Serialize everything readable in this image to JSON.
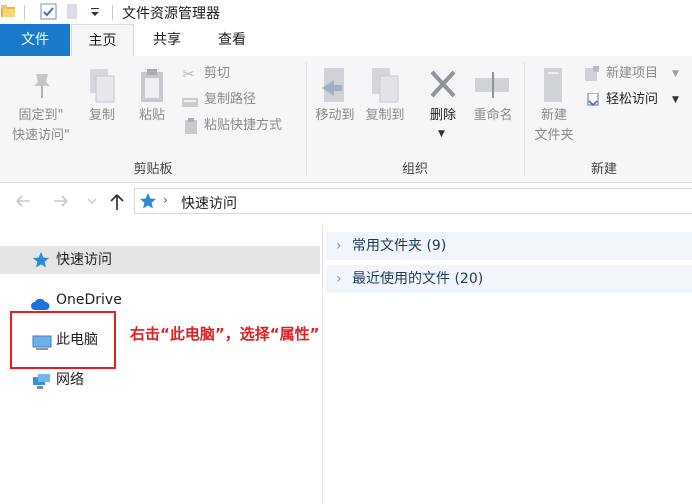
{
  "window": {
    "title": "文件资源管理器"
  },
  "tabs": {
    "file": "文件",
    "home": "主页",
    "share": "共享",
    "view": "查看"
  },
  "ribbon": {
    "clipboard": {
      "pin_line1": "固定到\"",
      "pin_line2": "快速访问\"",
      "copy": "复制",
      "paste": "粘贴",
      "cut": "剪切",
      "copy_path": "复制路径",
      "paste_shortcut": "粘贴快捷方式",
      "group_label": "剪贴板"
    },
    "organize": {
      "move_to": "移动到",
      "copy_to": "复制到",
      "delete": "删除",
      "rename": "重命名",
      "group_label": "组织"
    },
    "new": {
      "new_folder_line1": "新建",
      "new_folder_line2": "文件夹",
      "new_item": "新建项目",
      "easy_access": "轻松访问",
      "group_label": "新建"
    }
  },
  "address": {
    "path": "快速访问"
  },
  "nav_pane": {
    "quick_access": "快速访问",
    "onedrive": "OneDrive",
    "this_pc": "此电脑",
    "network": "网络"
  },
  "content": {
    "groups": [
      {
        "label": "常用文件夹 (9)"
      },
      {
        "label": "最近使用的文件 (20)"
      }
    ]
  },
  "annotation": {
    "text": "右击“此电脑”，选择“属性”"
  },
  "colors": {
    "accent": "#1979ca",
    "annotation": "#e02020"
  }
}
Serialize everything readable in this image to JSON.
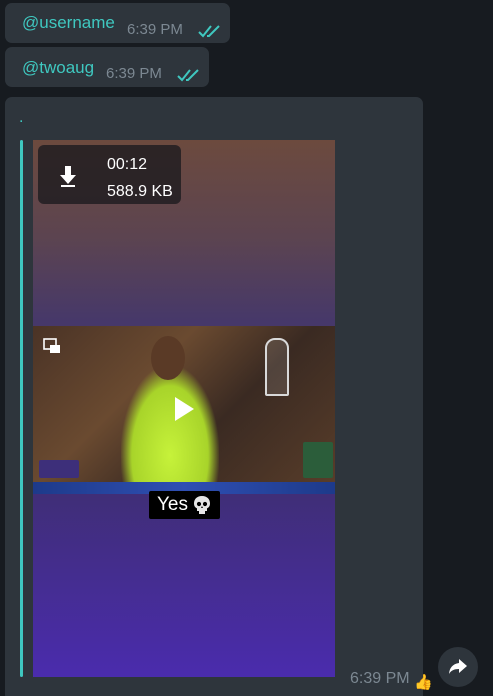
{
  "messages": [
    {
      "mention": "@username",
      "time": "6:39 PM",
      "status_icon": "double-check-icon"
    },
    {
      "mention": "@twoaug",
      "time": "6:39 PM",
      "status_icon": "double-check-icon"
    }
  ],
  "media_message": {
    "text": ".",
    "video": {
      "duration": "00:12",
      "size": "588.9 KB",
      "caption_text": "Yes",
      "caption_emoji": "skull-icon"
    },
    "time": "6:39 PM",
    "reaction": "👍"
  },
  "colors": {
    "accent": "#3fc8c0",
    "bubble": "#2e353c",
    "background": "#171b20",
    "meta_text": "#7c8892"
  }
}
□ □ □ □ □ □ □
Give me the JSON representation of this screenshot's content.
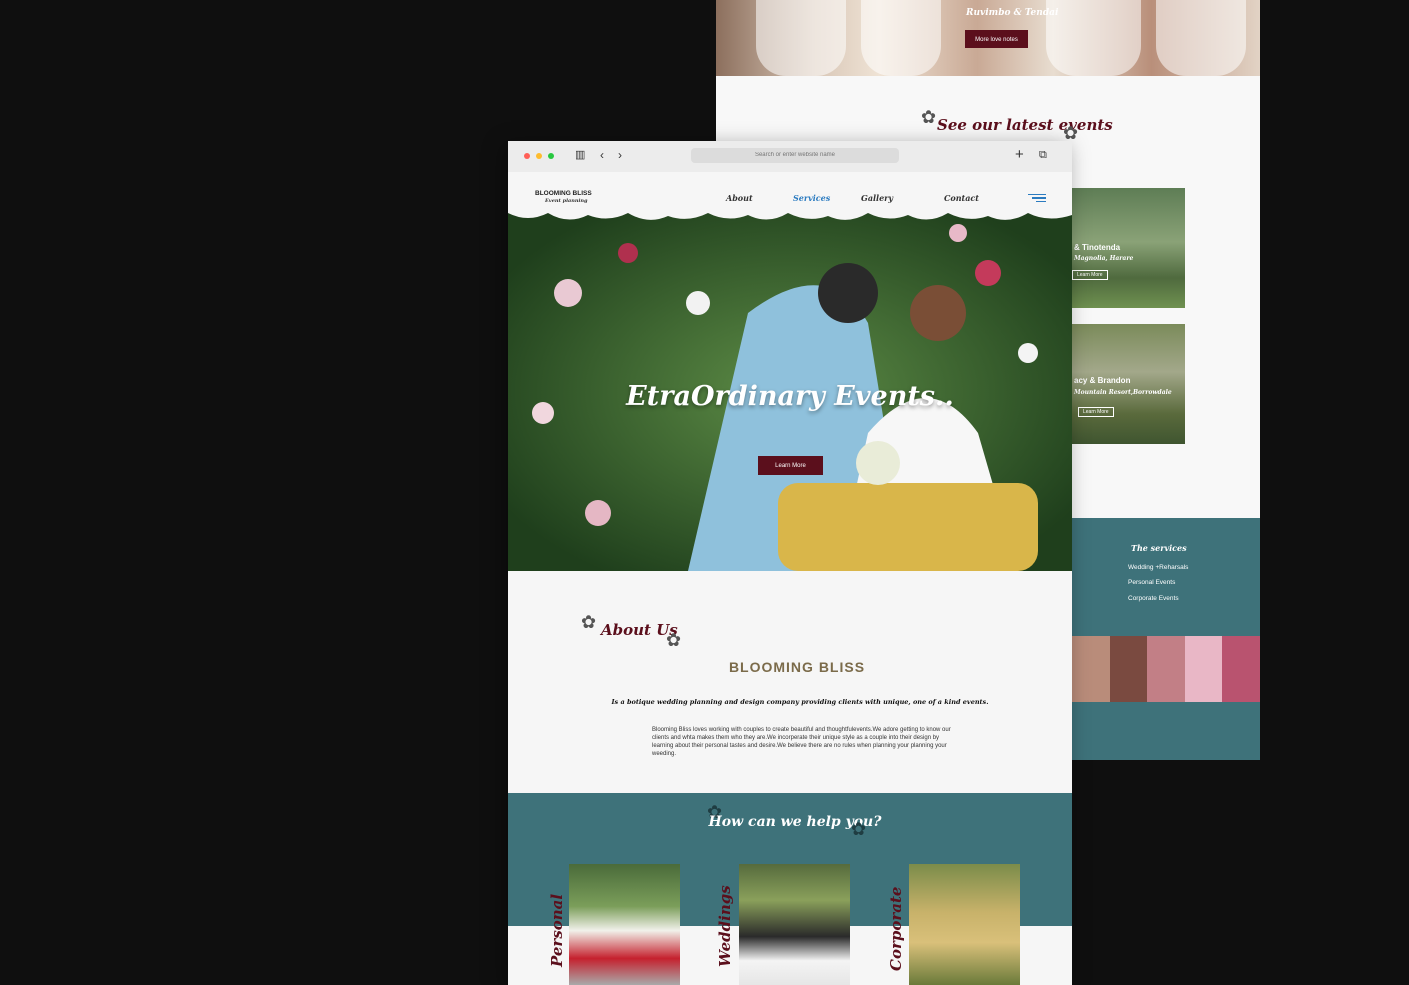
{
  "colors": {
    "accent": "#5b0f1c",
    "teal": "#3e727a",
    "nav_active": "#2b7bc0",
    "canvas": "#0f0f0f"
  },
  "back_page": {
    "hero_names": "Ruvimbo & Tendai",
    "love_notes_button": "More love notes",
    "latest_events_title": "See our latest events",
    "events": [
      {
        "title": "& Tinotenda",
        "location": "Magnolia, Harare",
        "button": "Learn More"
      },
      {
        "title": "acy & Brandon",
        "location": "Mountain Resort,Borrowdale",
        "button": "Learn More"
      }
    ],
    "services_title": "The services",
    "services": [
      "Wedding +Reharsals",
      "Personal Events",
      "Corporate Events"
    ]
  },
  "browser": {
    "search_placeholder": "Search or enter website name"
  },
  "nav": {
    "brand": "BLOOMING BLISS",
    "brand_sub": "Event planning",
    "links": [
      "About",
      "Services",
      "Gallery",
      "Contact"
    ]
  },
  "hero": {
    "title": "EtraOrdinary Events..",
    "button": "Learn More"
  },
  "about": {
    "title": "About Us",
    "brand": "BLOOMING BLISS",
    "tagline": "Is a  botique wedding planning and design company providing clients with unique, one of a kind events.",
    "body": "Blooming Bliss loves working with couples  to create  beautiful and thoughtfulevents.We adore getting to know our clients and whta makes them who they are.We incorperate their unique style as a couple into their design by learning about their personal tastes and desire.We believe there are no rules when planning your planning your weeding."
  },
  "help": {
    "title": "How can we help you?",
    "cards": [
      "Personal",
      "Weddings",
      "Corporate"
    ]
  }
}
□ □ □ □ □ □ □
WHAT YOU WILL DO: Scan the records for the string "content". Copy each line in which it appears.

WRITTEN ANSWER:
  "content": {
Give me the JSON representation of this screenshot's content.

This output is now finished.